Saved entries:
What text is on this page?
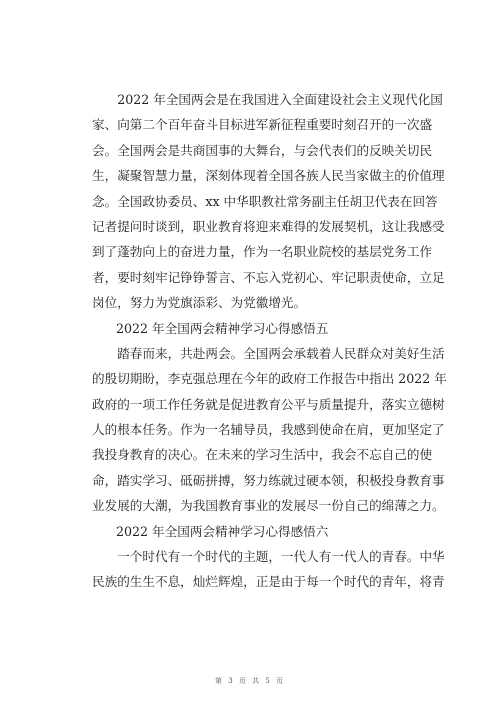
　　2022 年全国两会是在我国进入全面建设社会主义现代化国
家、向第二个百年奋斗目标进军新征程重要时刻召开的一次盛
会。全国两会是共商国事的大舞台，与会代表们的反映关切民
生，凝聚智慧力量，深刻体现着全国各族人民当家做主的价值理
念。全国政协委员、xx 中华职教社常务副主任胡卫代表在回答
记者提问时谈到，职业教育将迎来难得的发展契机，这让我感受
到了蓬勃向上的奋进力量，作为一名职业院校的基层党务工作
者，要时刻牢记铮铮誓言、不忘入党初心、牢记职责使命，立足
岗位，努力为党旗添彩、为党徽增光。
2022 年全国两会精神学习心得感悟五
　　踏春而来，共赴两会。全国两会承载着人民群众对美好生活
的殷切期盼，李克强总理在今年的政府工作报告中指出 2022 年
政府的一项工作任务就是促进教育公平与质量提升，落实立德树
人的根本任务。作为一名辅导员，我感到使命在肩，更加坚定了
我投身教育的决心。在未来的学习生活中，我会不忘自己的使
命，踏实学习、砥砺拼搏，努力练就过硬本领，积极投身教育事
业发展的大潮，为我国教育事业的发展尽一份自己的绵薄之力。
2022 年全国两会精神学习心得感悟六
　　一个时代有一个时代的主题，一代人有一代人的青春。中华
民族的生生不息，灿烂辉煌，正是由于每一个时代的青年，将青
第 3 页 共 5 页
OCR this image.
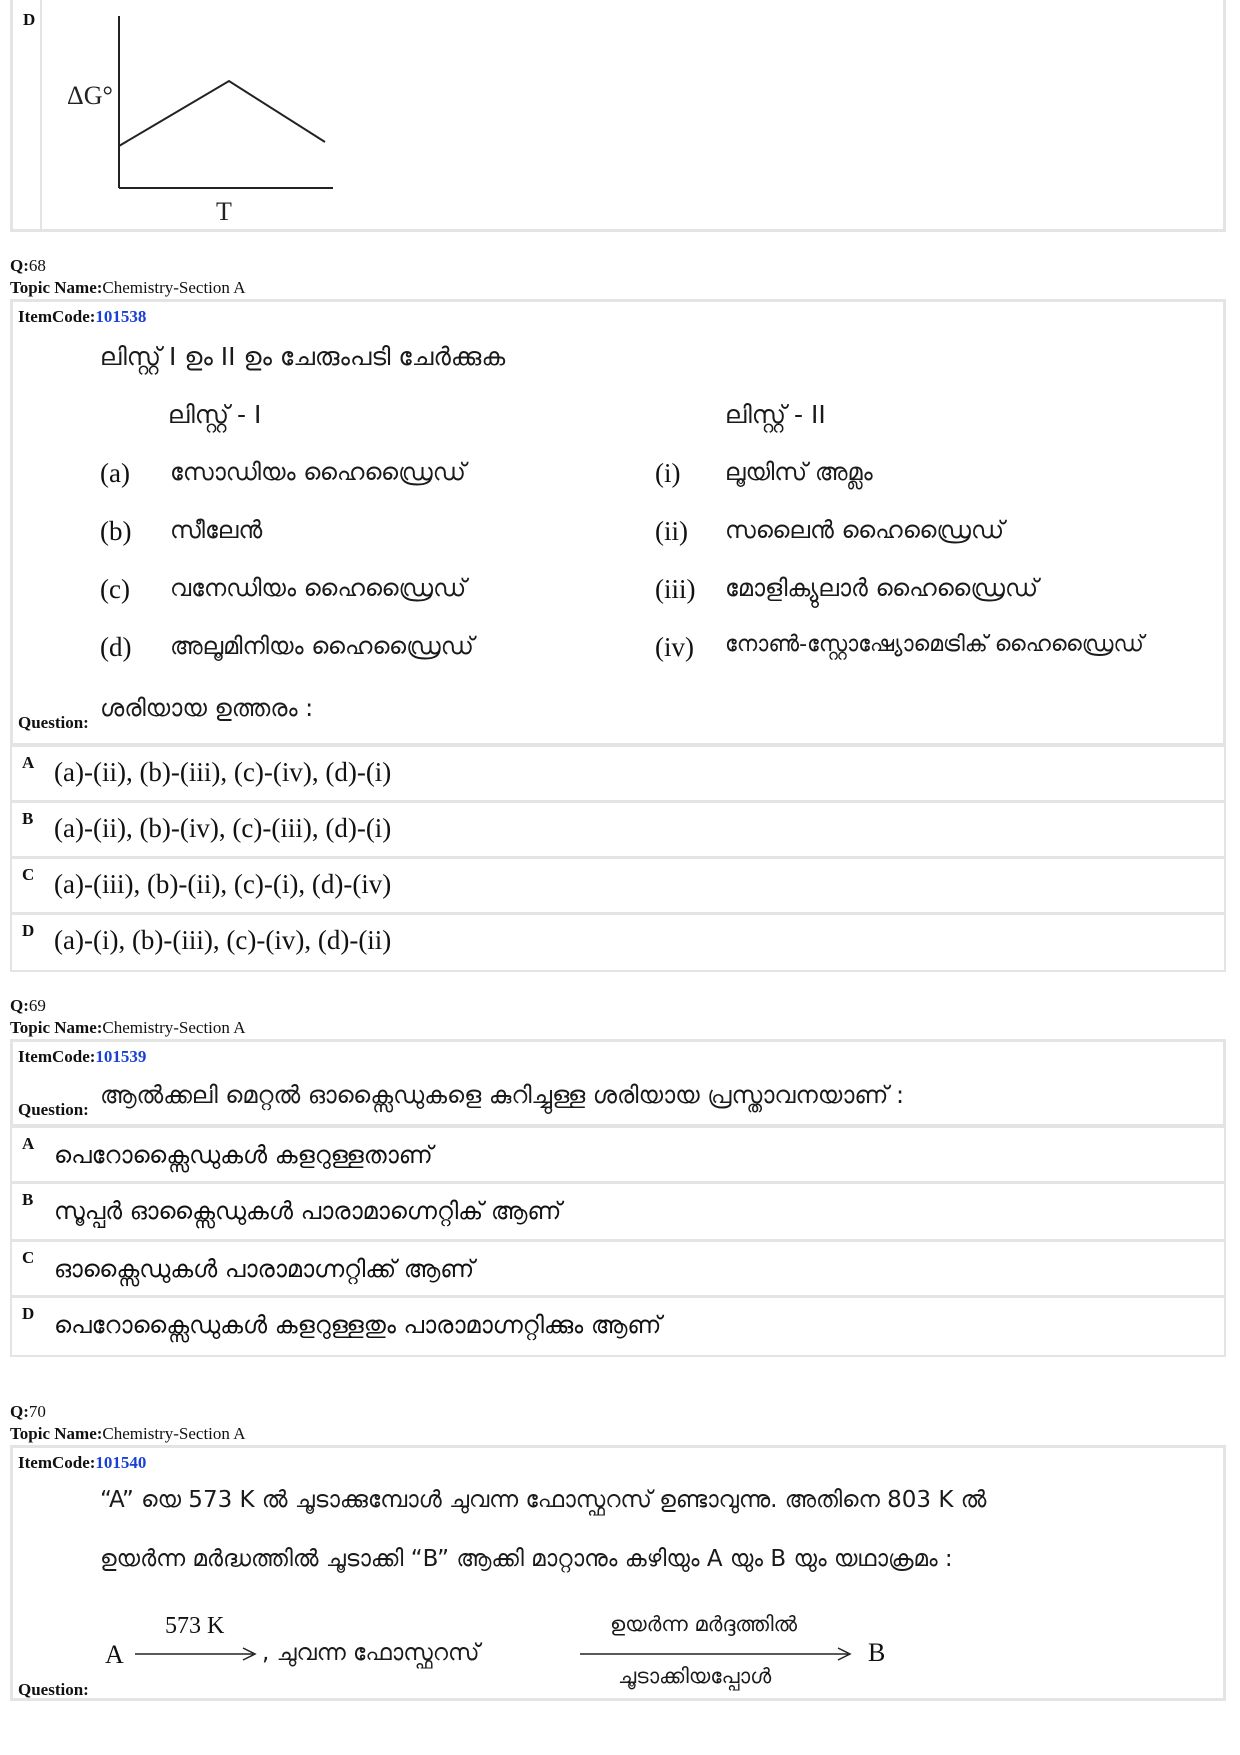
D
ΔG°
T
Q:68
Topic Name:Chemistry-Section A
ItemCode:101538
ലിസ്റ്റ് I ഉം II ഉം ചേരുംപടി ചേർക്കുക
ലിസ്റ്റ് - I	ലിസ്റ്റ് - II
(a) സോഡിയം ഹൈഡ്രൈഡ്	(i) ലൂയിസ് അമ്ലം
(b) സീലേൻ	(ii) സലൈൻ ഹൈഡ്രൈഡ്
(c) വനേഡിയം ഹൈഡ്രൈഡ്	(iii) മോളിക്യുലാർ ഹൈഡ്രൈഡ്
(d) അലൂമിനിയം ഹൈഡ്രൈഡ്	(iv) നോൺ-സ്റ്റോഷ്യോമെട്രിക് ഹൈഡ്രൈഡ്
Question:
ശരിയായ ഉത്തരം :
A (a)-(ii), (b)-(iii), (c)-(iv), (d)-(i)
B (a)-(ii), (b)-(iv), (c)-(iii), (d)-(i)
C (a)-(iii), (b)-(ii), (c)-(i), (d)-(iv)
D (a)-(i), (b)-(iii), (c)-(iv), (d)-(ii)
Q:69
Topic Name:Chemistry-Section A
ItemCode:101539
Question:
ആൽക്കലി മെറ്റൽ ഓക്സൈഡുകളെ കുറിച്ചുള്ള ശരിയായ പ്രസ്താവനയാണ് :
A പെറോക്സൈഡുകൾ കളറുള്ളതാണ്
B സൂപ്പർ ഓക്സൈഡുകൾ പാരാമാഗ്നെറ്റിക് ആണ്
C ഓക്സൈഡുകൾ പാരാമാഗ്നറ്റിക്ക് ആണ്
D പെറോക്സൈഡുകൾ കളറുള്ളതും പാരാമാഗ്നറ്റിക്കും ആണ്
Q:70
Topic Name:Chemistry-Section A
ItemCode:101540
“A” യെ 573 K ൽ ചൂടാക്കുമ്പോൾ ചുവന്ന ഫോസ്ഫറസ് ഉണ്ടാവുന്നു. അതിനെ 803 K ൽ
ഉയർന്ന മർദ്ധത്തിൽ ചൂടാക്കി “B” ആക്കി മാറ്റാനും കഴിയും A യും B യും യഥാക്രമം :
A
573 K
, ചുവന്ന ഫോസ്ഫറസ്
ഉയർന്ന മർദ്ദത്തിൽ
ചൂടാക്കിയപ്പോൾ
B
Question:
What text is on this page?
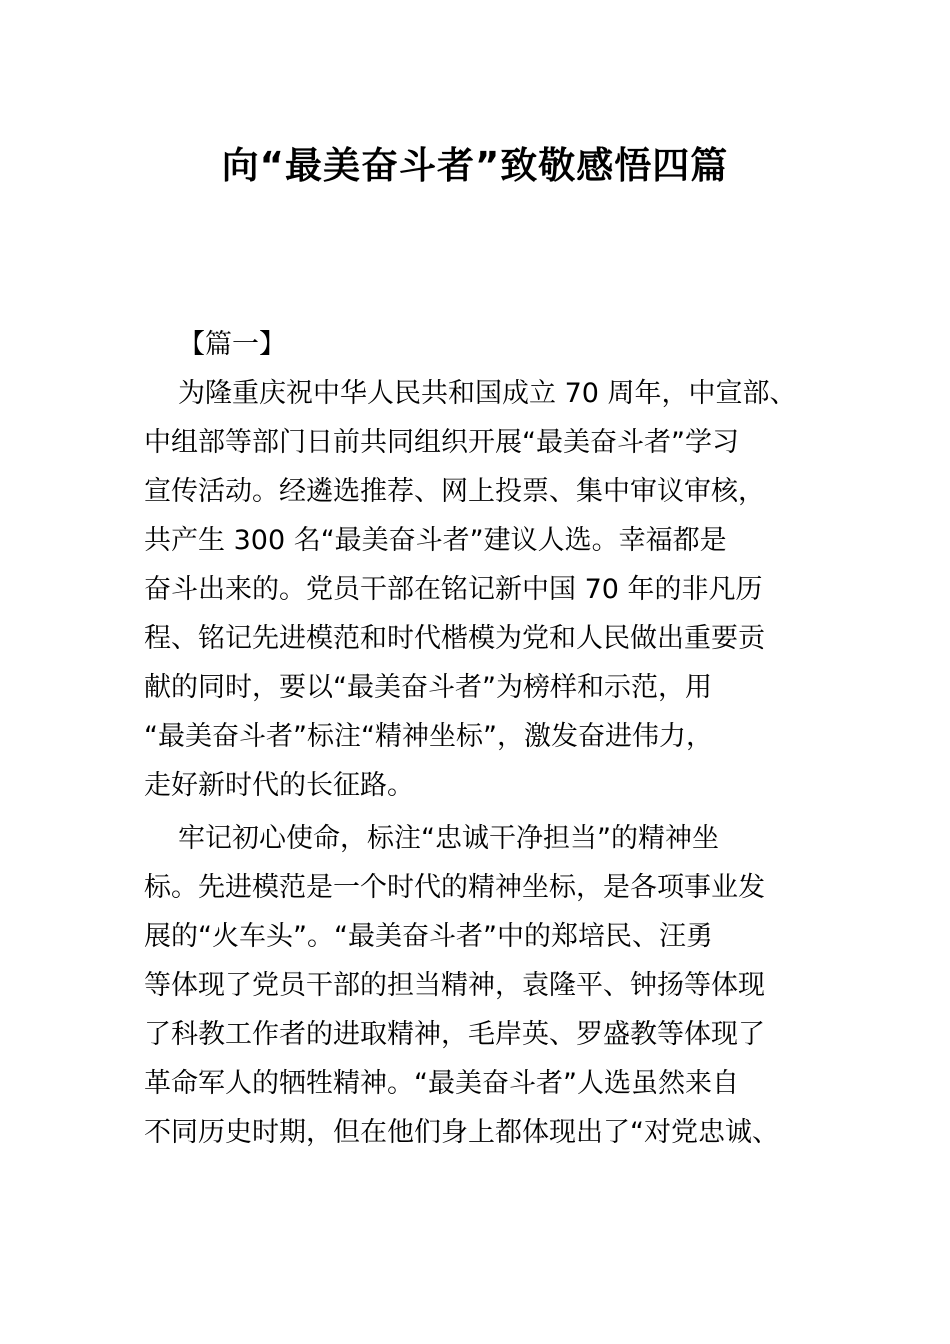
向“最美奋斗者”致敬感悟四篇

【篇一】

为隆重庆祝中华人民共和国成立 70 周年，中宣部、

中组部等部门日前共同组织开展“最美奋斗者”学习

宣传活动。经遴选推荐、网上投票、集中审议审核，

共产生 300 名“最美奋斗者”建议人选。幸福都是

奋斗出来的。党员干部在铭记新中国 70 年的非凡历

程、铭记先进模范和时代楷模为党和人民做出重要贡

献的同时，要以“最美奋斗者”为榜样和示范，用

“最美奋斗者”标注“精神坐标”，激发奋进伟力，

走好新时代的长征路。

牢记初心使命，标注“忠诚干净担当”的精神坐

标。先进模范是一个时代的精神坐标，是各项事业发

展的“火车头”。“最美奋斗者”中的郑培民、汪勇

等体现了党员干部的担当精神，袁隆平、钟扬等体现

了科教工作者的进取精神，毛岸英、罗盛教等体现了

革命军人的牺牲精神。“最美奋斗者”人选虽然来自

不同历史时期，但在他们身上都体现出了“对党忠诚、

GIVEN REQUEST:
In your copy of the listing above, reproduce each line exactly and omit all pictures.

TASK OUTPUT:
What text is on this page?
　　2022 年全国两会是在我国进入全面建设社会主义现代化国
家、向第二个百年奋斗目标进军新征程重要时刻召开的一次盛
会。全国两会是共商国事的大舞台，与会代表们的反映关切民
生，凝聚智慧力量，深刻体现着全国各族人民当家做主的价值理
念。全国政协委员、xx 中华职教社常务副主任胡卫代表在回答
记者提问时谈到，职业教育将迎来难得的发展契机，这让我感受
到了蓬勃向上的奋进力量，作为一名职业院校的基层党务工作
者，要时刻牢记铮铮誓言、不忘入党初心、牢记职责使命，立足
岗位，努力为党旗添彩、为党徽增光。
2022 年全国两会精神学习心得感悟五
　　踏春而来，共赴两会。全国两会承载着人民群众对美好生活
的殷切期盼，李克强总理在今年的政府工作报告中指出 2022 年
政府的一项工作任务就是促进教育公平与质量提升，落实立德树
人的根本任务。作为一名辅导员，我感到使命在肩，更加坚定了
我投身教育的决心。在未来的学习生活中，我会不忘自己的使
命，踏实学习、砥砺拼搏，努力练就过硬本领，积极投身教育事
业发展的大潮，为我国教育事业的发展尽一份自己的绵薄之力。
2022 年全国两会精神学习心得感悟六
　　一个时代有一个时代的主题，一代人有一代人的青春。中华
民族的生生不息，灿烂辉煌，正是由于每一个时代的青年，将青
第 3 页 共 5 页
OCR this image.
D
ΔG°
T
Q:68
Topic Name:Chemistry-Section A
ItemCode:101538
ലിസ്റ്റ് I ഉം II ഉം ചേരുംപടി ചേർക്കുക
ലിസ്റ്റ് - I	ലിസ്റ്റ് - II
(a) സോഡിയം ഹൈഡ്രൈഡ്	(i) ലൂയിസ് അമ്ലം
(b) സീലേൻ	(ii) സലൈൻ ഹൈഡ്രൈഡ്
(c) വനേഡിയം ഹൈഡ്രൈഡ്	(iii) മോളിക്യുലാർ ഹൈഡ്രൈഡ്
(d) അലൂമിനിയം ഹൈഡ്രൈഡ്	(iv) നോൺ-സ്റ്റോഷ്യോമെട്രിക് ഹൈഡ്രൈഡ്
Question:
ശരിയായ ഉത്തരം :
A (a)-(ii), (b)-(iii), (c)-(iv), (d)-(i)
B (a)-(ii), (b)-(iv), (c)-(iii), (d)-(i)
C (a)-(iii), (b)-(ii), (c)-(i), (d)-(iv)
D (a)-(i), (b)-(iii), (c)-(iv), (d)-(ii)
Q:69
Topic Name:Chemistry-Section A
ItemCode:101539
Question:
ആൽക്കലി മെറ്റൽ ഓക്സൈഡുകളെ കുറിച്ചുള്ള ശരിയായ പ്രസ്താവനയാണ് :
A പെറോക്സൈഡുകൾ കളറുള്ളതാണ്
B സൂപ്പർ ഓക്സൈഡുകൾ പാരാമാഗ്നെറ്റിക് ആണ്
C ഓക്സൈഡുകൾ പാരാമാഗ്നറ്റിക്ക് ആണ്
D പെറോക്സൈഡുകൾ കളറുള്ളതും പാരാമാഗ്നറ്റിക്കും ആണ്
Q:70
Topic Name:Chemistry-Section A
ItemCode:101540
“A” യെ 573 K ൽ ചൂടാക്കുമ്പോൾ ചുവന്ന ഫോസ്ഫറസ് ഉണ്ടാവുന്നു. അതിനെ 803 K ൽ
ഉയർന്ന മർദ്ധത്തിൽ ചൂടാക്കി “B” ആക്കി മാറ്റാനും കഴിയും A യും B യും യഥാക്രമം :
A
573 K
, ചുവന്ന ഫോസ്ഫറസ്
ഉയർന്ന മർദ്ദത്തിൽ
ചൂടാക്കിയപ്പോൾ
B
Question:
What text is on this page?
向“最美奋斗者”致敬感悟四篇

【篇一】

为隆重庆祝中华人民共和国成立 70 周年，中宣部、

中组部等部门日前共同组织开展“最美奋斗者”学习

宣传活动。经遴选推荐、网上投票、集中审议审核，

共产生 300 名“最美奋斗者”建议人选。幸福都是

奋斗出来的。党员干部在铭记新中国 70 年的非凡历

程、铭记先进模范和时代楷模为党和人民做出重要贡

献的同时，要以“最美奋斗者”为榜样和示范，用

“最美奋斗者”标注“精神坐标”，激发奋进伟力，

走好新时代的长征路。

牢记初心使命，标注“忠诚干净担当”的精神坐

标。先进模范是一个时代的精神坐标，是各项事业发

展的“火车头”。“最美奋斗者”中的郑培民、汪勇

等体现了党员干部的担当精神，袁隆平、钟扬等体现

了科教工作者的进取精神，毛岸英、罗盛教等体现了

革命军人的牺牲精神。“最美奋斗者”人选虽然来自

不同历史时期，但在他们身上都体现出了“对党忠诚、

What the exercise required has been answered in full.